Give again only the lines from the line that holds "Give me the" to the end of the data, inclusive, omitting all pictures.

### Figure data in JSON
____

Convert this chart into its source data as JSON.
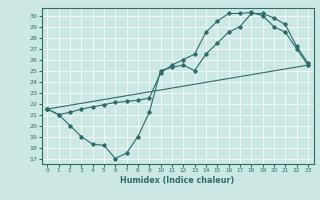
{
  "title": "",
  "xlabel": "Humidex (Indice chaleur)",
  "bg_color": "#cce8e4",
  "line_color": "#2e6b6b",
  "xlim": [
    -0.5,
    23.5
  ],
  "ylim": [
    16.5,
    30.7
  ],
  "yticks": [
    17,
    18,
    19,
    20,
    21,
    22,
    23,
    24,
    25,
    26,
    27,
    28,
    29,
    30
  ],
  "xticks": [
    0,
    1,
    2,
    3,
    4,
    5,
    6,
    7,
    8,
    9,
    10,
    11,
    12,
    13,
    14,
    15,
    16,
    17,
    18,
    19,
    20,
    21,
    22,
    23
  ],
  "line1_x": [
    0,
    1,
    2,
    3,
    4,
    5,
    6,
    7,
    8,
    9,
    10,
    11,
    12,
    13,
    14,
    15,
    16,
    17,
    18,
    19,
    20,
    21,
    22,
    23
  ],
  "line1_y": [
    21.5,
    21.0,
    20.0,
    19.0,
    18.3,
    18.2,
    17.0,
    17.5,
    19.0,
    21.2,
    25.0,
    25.3,
    25.5,
    25.0,
    26.5,
    27.5,
    28.5,
    29.0,
    30.2,
    30.2,
    29.8,
    29.2,
    27.2,
    25.7
  ],
  "line2_x": [
    0,
    1,
    2,
    3,
    4,
    5,
    6,
    7,
    8,
    9,
    10,
    11,
    12,
    13,
    14,
    15,
    16,
    17,
    18,
    19,
    20,
    21,
    22,
    23
  ],
  "line2_y": [
    21.5,
    21.0,
    21.2,
    21.5,
    21.7,
    21.9,
    22.1,
    22.2,
    22.3,
    22.5,
    24.8,
    25.5,
    26.0,
    26.5,
    28.5,
    29.5,
    30.2,
    30.2,
    30.3,
    30.0,
    29.0,
    28.5,
    27.0,
    25.5
  ],
  "line3_x": [
    0,
    23
  ],
  "line3_y": [
    21.5,
    25.5
  ]
}
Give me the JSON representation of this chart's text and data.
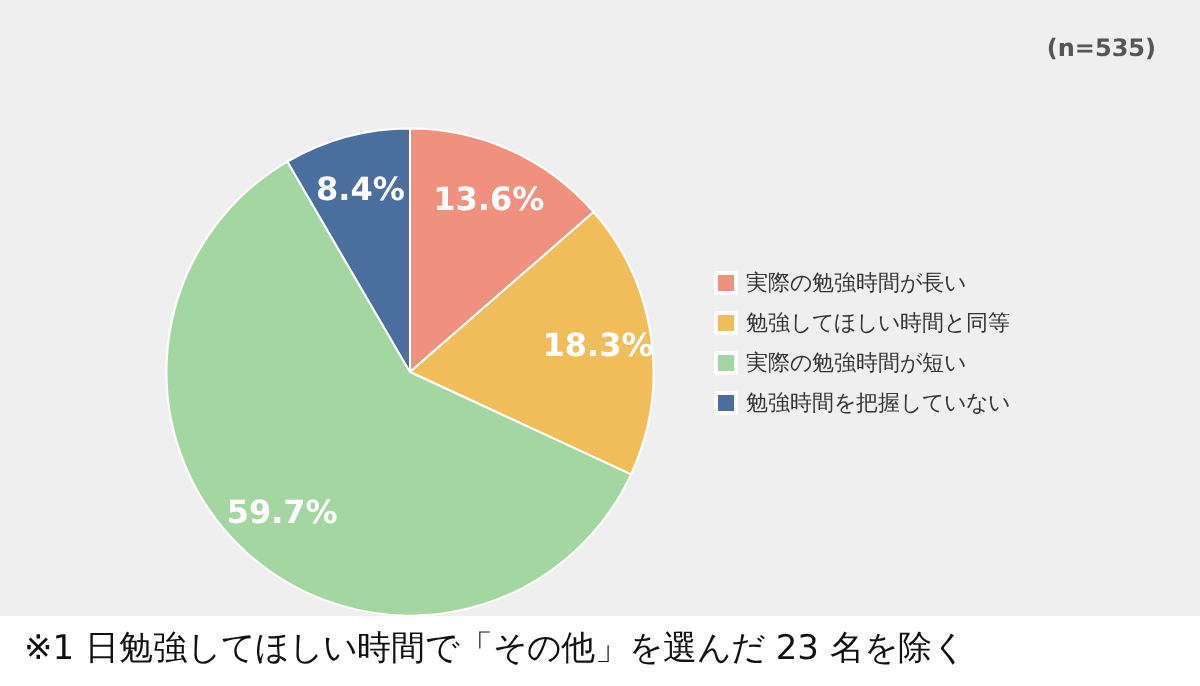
{
  "chart_data": {
    "type": "pie",
    "categories": [
      "実際の勉強時間が長い",
      "勉強してほしい時間と同等",
      "実際の勉強時間が短い",
      "勉強時間を把握していない"
    ],
    "values": [
      13.6,
      18.3,
      59.7,
      8.4
    ],
    "colors": [
      "#f0907f",
      "#f0bd5a",
      "#a3d6a0",
      "#4a6f9e"
    ],
    "value_labels": [
      "13.6%",
      "18.3%",
      "59.7%",
      "8.4%"
    ],
    "legend": "right",
    "annotations": [
      "(n=535)",
      "※1 日勉強してほしい時間で「その他」を選んだ 23 名を除く"
    ]
  }
}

____

### RESULT
Give me the JSON representation of this chart's text and data.
{
  "chart_data": {
    "type": "pie",
    "categories": [
      "実際の勉強時間が長い",
      "勉強してほしい時間と同等",
      "実際の勉強時間が短い",
      "勉強時間を把握していない"
    ],
    "values": [
      13.6,
      18.3,
      59.7,
      8.4
    ],
    "colors": [
      "#f0907f",
      "#f0bd5a",
      "#a3d6a0",
      "#4a6f9e"
    ],
    "value_labels": [
      "13.6%",
      "18.3%",
      "59.7%",
      "8.4%"
    ],
    "legend": "right",
    "annotations": [
      "(n=535)",
      "※1 日勉強してほしい時間で「その他」を選んだ 23 名を除く"
    ]
  }
}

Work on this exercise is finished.